- Exercise instructions -
Reproduce all of the data word for word.

- Records shown -
^^^^^^^^^^^^^^^^

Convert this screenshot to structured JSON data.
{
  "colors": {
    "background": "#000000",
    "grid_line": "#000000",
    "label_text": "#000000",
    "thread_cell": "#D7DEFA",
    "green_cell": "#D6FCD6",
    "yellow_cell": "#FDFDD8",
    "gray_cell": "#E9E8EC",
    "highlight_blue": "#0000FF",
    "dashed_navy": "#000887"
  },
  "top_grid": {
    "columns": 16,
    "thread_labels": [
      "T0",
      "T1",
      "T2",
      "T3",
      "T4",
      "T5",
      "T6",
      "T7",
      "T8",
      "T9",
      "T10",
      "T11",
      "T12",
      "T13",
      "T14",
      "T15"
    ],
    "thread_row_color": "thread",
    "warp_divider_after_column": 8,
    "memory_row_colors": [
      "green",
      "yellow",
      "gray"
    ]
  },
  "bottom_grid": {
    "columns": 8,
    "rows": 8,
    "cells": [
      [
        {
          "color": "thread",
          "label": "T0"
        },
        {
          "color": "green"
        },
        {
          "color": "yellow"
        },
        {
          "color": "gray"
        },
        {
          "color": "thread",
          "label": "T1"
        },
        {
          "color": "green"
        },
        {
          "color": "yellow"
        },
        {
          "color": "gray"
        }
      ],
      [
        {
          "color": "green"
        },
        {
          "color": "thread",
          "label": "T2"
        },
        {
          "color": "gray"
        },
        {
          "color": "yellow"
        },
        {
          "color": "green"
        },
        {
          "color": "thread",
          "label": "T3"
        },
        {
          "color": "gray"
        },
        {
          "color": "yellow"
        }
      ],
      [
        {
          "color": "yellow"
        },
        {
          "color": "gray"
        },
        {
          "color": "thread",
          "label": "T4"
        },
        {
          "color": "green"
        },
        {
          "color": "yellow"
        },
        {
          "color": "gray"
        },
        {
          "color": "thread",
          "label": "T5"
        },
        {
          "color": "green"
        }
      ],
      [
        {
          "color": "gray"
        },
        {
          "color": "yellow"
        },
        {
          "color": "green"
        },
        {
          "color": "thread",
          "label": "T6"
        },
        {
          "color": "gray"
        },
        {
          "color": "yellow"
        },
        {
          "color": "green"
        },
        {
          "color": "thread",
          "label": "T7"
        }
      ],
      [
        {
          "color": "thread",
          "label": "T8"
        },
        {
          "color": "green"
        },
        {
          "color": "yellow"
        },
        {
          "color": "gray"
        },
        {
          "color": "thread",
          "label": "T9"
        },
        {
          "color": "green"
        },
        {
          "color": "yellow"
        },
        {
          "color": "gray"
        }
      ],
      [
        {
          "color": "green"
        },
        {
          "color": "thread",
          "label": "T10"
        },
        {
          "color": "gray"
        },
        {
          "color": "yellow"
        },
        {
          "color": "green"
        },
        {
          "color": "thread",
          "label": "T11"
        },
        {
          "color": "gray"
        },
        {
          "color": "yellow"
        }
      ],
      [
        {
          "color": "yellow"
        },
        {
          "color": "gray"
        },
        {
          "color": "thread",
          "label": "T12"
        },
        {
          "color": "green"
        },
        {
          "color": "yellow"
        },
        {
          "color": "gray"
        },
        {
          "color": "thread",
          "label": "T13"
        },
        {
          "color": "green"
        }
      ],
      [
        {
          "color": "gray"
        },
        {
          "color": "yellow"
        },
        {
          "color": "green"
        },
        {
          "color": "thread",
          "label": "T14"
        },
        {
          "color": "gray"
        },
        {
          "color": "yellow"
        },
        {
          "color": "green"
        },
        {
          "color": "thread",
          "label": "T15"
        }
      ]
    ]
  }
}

^^^^^^^^^^^^^^^^

- Result below -
Convert this screenshot to structured JSON data.
{
  "colors": {
    "background": "#000000",
    "grid_line": "#000000",
    "label_text": "#000000",
    "thread_cell": "#D7DEFA",
    "green_cell": "#D6FCD6",
    "yellow_cell": "#FDFDD8",
    "gray_cell": "#E9E8EC",
    "highlight_blue": "#0000FF",
    "dashed_navy": "#000887"
  },
  "top_grid": {
    "columns": 16,
    "thread_labels": [
      "T0",
      "T1",
      "T2",
      "T3",
      "T4",
      "T5",
      "T6",
      "T7",
      "T8",
      "T9",
      "T10",
      "T11",
      "T12",
      "T13",
      "T14",
      "T15"
    ],
    "thread_row_color": "thread",
    "warp_divider_after_column": 8,
    "memory_row_colors": [
      "green",
      "yellow",
      "gray"
    ]
  },
  "bottom_grid": {
    "columns": 8,
    "rows": 8,
    "cells": [
      [
        {
          "color": "thread",
          "label": "T0"
        },
        {
          "color": "green"
        },
        {
          "color": "yellow"
        },
        {
          "color": "gray"
        },
        {
          "color": "thread",
          "label": "T1"
        },
        {
          "color": "green"
        },
        {
          "color": "yellow"
        },
        {
          "color": "gray"
        }
      ],
      [
        {
          "color": "green"
        },
        {
          "color": "thread",
          "label": "T2"
        },
        {
          "color": "gray"
        },
        {
          "color": "yellow"
        },
        {
          "color": "green"
        },
        {
          "color": "thread",
          "label": "T3"
        },
        {
          "color": "gray"
        },
        {
          "color": "yellow"
        }
      ],
      [
        {
          "color": "yellow"
        },
        {
          "color": "gray"
        },
        {
          "color": "thread",
          "label": "T4"
        },
        {
          "color": "green"
        },
        {
          "color": "yellow"
        },
        {
          "color": "gray"
        },
        {
          "color": "thread",
          "label": "T5"
        },
        {
          "color": "green"
        }
      ],
      [
        {
          "color": "gray"
        },
        {
          "color": "yellow"
        },
        {
          "color": "green"
        },
        {
          "color": "thread",
          "label": "T6"
        },
        {
          "color": "gray"
        },
        {
          "color": "yellow"
        },
        {
          "color": "green"
        },
        {
          "color": "thread",
          "label": "T7"
        }
      ],
      [
        {
          "color": "thread",
          "label": "T8"
        },
        {
          "color": "green"
        },
        {
          "color": "yellow"
        },
        {
          "color": "gray"
        },
        {
          "color": "thread",
          "label": "T9"
        },
        {
          "color": "green"
        },
        {
          "color": "yellow"
        },
        {
          "color": "gray"
        }
      ],
      [
        {
          "color": "green"
        },
        {
          "color": "thread",
          "label": "T10"
        },
        {
          "color": "gray"
        },
        {
          "color": "yellow"
        },
        {
          "color": "green"
        },
        {
          "color": "thread",
          "label": "T11"
        },
        {
          "color": "gray"
        },
        {
          "color": "yellow"
        }
      ],
      [
        {
          "color": "yellow"
        },
        {
          "color": "gray"
        },
        {
          "color": "thread",
          "label": "T12"
        },
        {
          "color": "green"
        },
        {
          "color": "yellow"
        },
        {
          "color": "gray"
        },
        {
          "color": "thread",
          "label": "T13"
        },
        {
          "color": "green"
        }
      ],
      [
        {
          "color": "gray"
        },
        {
          "color": "yellow"
        },
        {
          "color": "green"
        },
        {
          "color": "thread",
          "label": "T14"
        },
        {
          "color": "gray"
        },
        {
          "color": "yellow"
        },
        {
          "color": "green"
        },
        {
          "color": "thread",
          "label": "T15"
        }
      ]
    ]
  }
}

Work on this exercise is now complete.